**Task goal**
Write out all of the data exactly as it appears.

** BEGIN Provided records **

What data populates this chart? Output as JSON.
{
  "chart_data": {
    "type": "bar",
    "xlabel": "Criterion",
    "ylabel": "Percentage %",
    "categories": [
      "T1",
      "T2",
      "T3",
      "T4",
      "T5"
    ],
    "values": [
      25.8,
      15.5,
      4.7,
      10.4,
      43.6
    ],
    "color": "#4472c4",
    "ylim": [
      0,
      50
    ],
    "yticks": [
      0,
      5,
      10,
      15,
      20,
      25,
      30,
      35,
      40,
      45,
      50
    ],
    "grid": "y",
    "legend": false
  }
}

** END Provided records **

**Solution for this exercise**
What data populates this chart? Output as JSON.
{
  "chart_data": {
    "type": "bar",
    "xlabel": "Criterion",
    "ylabel": "Percentage %",
    "categories": [
      "T1",
      "T2",
      "T3",
      "T4",
      "T5"
    ],
    "values": [
      25.8,
      15.5,
      4.7,
      10.4,
      43.6
    ],
    "color": "#4472c4",
    "ylim": [
      0,
      50
    ],
    "yticks": [
      0,
      5,
      10,
      15,
      20,
      25,
      30,
      35,
      40,
      45,
      50
    ],
    "grid": "y",
    "legend": false
  }
}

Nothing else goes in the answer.